**Required task:**
Look through the data below. Collect every line where the word "JSON" occurs.

------ Source records

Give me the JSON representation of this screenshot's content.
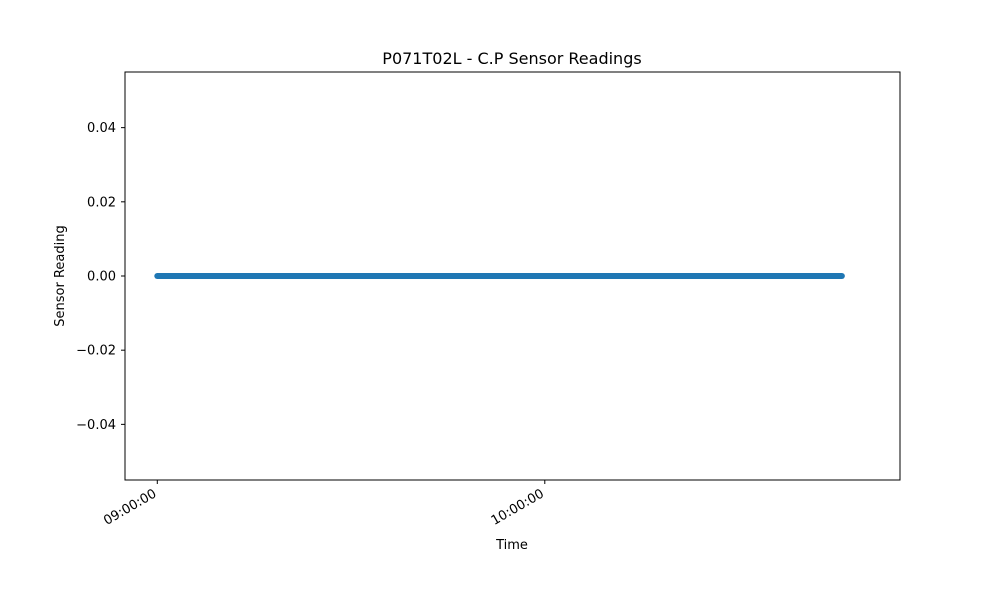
{
  "chart_data": {
    "type": "scatter",
    "title": "P071T02L - C.P Sensor Readings",
    "xlabel": "Time",
    "ylabel": "Sensor Reading",
    "x_tick_labels": [
      "09:00:00",
      "10:00:00"
    ],
    "y_tick_labels": [
      "−0.04",
      "−0.02",
      "0.00",
      "0.02",
      "0.04"
    ],
    "y_ticks": [
      -0.04,
      -0.02,
      0.0,
      0.02,
      0.04
    ],
    "ylim": [
      -0.055,
      0.055
    ],
    "xlim": [
      "08:55:00",
      "10:55:00"
    ],
    "x_start": "09:00:00",
    "x_end": "10:46:00",
    "y_value": 0.0,
    "grid": false,
    "series_color": "#1f77b4"
  }
}
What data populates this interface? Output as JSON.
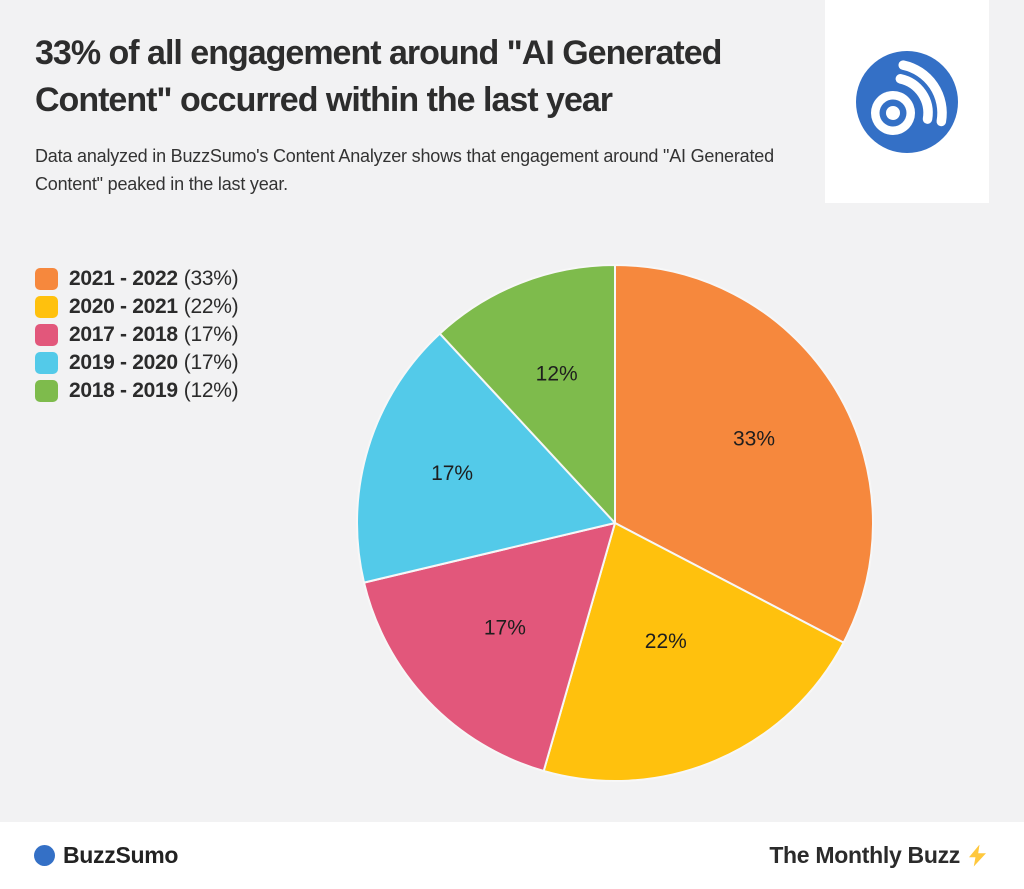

------------

**Written reply:**
Give me the JSON representation of this screenshot's content.
What data populates this interface? Output as JSON.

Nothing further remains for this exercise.